=== Exercise brief ===
Copy out each line of the listing that has the word "date" in it.

=== Task data ===
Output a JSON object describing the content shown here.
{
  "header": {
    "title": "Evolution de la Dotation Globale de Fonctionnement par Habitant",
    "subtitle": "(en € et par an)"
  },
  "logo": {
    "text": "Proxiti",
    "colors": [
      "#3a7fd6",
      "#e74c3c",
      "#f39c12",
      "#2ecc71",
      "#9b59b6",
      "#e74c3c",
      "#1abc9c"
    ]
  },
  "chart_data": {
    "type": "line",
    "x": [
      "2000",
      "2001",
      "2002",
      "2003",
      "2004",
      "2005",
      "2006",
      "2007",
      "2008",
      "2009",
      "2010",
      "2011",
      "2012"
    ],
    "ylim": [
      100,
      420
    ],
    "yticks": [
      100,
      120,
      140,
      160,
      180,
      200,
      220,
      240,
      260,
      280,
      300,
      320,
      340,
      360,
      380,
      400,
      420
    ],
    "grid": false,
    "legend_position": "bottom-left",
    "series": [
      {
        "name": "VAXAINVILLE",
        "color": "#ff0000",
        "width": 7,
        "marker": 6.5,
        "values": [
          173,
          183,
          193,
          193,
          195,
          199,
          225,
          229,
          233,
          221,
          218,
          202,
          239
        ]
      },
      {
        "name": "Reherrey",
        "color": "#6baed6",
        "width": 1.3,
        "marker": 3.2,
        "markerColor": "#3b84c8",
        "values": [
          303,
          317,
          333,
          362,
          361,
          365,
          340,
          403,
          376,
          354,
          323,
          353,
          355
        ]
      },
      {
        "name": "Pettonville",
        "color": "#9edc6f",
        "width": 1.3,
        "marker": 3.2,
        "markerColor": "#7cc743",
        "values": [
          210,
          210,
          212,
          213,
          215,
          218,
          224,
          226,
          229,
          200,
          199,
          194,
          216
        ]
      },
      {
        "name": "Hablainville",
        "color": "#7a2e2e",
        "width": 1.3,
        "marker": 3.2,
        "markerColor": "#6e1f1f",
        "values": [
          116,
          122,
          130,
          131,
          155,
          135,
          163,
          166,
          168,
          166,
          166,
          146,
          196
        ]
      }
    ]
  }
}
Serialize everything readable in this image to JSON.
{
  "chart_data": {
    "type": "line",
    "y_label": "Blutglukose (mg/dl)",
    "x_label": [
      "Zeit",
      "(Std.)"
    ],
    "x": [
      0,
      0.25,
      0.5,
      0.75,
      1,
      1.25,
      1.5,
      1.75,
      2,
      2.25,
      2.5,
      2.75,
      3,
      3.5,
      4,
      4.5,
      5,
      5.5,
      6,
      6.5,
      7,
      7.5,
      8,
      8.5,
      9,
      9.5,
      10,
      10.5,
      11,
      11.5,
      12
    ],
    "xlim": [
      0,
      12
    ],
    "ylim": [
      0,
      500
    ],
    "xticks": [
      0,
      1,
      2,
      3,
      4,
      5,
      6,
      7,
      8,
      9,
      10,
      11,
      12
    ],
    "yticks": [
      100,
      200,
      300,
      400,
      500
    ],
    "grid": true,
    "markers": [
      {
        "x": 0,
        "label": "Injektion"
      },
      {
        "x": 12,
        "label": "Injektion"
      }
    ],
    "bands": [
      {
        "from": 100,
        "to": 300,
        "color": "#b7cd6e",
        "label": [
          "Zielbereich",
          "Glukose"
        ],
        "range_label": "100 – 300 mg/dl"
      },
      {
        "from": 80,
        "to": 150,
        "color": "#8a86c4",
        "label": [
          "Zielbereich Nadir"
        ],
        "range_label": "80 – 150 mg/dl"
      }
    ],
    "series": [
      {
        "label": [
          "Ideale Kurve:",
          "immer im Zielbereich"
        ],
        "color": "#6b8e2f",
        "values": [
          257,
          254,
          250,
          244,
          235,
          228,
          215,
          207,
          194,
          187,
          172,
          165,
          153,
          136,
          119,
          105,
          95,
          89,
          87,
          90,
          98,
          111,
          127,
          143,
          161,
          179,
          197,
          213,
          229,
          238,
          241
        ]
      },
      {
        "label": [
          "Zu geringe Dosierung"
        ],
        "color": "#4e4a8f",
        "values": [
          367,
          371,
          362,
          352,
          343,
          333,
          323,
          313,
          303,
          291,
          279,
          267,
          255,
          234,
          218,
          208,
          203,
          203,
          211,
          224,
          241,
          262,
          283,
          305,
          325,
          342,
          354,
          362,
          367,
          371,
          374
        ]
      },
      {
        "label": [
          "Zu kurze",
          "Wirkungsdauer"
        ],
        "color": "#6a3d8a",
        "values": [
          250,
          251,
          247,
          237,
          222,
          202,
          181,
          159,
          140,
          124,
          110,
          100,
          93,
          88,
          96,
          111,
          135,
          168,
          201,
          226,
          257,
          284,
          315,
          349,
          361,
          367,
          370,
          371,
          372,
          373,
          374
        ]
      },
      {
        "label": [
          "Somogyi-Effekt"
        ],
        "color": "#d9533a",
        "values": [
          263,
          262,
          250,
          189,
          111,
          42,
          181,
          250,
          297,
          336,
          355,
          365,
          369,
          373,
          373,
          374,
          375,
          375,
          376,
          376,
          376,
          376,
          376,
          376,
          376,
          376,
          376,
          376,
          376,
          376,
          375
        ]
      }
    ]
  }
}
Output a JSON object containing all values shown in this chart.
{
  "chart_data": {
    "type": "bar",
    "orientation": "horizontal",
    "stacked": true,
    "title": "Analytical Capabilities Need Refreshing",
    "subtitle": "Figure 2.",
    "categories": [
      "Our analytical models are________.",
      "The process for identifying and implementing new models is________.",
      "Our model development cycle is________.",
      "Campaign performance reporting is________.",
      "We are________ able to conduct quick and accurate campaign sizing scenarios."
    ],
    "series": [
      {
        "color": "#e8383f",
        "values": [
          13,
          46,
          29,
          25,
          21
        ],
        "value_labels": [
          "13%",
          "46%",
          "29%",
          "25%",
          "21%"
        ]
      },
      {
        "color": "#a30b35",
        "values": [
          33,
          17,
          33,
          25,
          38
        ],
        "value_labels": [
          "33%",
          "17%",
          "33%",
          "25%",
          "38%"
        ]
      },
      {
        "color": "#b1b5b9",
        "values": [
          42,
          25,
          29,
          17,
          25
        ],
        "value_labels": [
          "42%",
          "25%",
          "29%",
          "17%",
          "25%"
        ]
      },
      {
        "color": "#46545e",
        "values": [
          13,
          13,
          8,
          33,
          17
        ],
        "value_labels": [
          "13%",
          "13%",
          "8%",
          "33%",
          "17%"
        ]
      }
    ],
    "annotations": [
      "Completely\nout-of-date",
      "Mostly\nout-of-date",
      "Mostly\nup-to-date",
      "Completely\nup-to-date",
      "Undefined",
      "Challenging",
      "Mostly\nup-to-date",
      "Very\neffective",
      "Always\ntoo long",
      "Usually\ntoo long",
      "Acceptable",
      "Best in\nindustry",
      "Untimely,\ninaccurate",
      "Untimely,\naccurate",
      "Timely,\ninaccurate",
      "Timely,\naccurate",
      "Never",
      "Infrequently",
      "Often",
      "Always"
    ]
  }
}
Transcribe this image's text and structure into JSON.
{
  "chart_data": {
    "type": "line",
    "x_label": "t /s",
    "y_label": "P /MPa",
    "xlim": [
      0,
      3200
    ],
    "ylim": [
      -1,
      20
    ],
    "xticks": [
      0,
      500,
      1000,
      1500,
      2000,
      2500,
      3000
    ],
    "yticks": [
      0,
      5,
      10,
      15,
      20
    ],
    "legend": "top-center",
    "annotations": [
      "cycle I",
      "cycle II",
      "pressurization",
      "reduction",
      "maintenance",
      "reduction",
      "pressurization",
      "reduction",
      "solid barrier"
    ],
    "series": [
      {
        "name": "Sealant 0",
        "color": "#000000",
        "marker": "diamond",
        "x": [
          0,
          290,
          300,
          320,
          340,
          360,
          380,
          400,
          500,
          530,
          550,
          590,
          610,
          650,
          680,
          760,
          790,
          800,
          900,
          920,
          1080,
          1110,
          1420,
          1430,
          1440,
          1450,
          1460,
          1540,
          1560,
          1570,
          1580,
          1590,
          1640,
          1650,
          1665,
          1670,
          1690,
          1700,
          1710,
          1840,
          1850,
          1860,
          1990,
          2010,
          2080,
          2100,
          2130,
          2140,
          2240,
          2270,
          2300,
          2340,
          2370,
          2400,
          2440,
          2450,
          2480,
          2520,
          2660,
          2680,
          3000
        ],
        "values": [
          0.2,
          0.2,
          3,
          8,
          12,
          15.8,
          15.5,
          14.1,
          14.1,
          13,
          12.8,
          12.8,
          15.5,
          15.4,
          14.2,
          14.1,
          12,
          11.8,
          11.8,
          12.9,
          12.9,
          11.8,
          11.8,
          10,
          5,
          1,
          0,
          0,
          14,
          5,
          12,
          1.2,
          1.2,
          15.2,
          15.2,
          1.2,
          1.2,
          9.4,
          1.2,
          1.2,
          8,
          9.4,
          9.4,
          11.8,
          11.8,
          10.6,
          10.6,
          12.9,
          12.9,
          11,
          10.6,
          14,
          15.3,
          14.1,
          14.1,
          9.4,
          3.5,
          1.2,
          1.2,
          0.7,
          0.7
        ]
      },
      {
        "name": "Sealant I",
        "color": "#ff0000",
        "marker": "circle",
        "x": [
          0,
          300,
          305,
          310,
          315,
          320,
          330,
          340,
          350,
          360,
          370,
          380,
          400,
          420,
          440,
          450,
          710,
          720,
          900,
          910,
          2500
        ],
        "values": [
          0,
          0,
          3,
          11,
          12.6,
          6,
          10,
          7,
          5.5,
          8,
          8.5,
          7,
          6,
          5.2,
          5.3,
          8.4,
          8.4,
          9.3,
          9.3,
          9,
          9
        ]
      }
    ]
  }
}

=== Full answer ===
      "Completely\nout-of-date",
      "Mostly\nout-of-date",
      "Mostly\nup-to-date",
      "Completely\nup-to-date",
      "Mostly\nup-to-date",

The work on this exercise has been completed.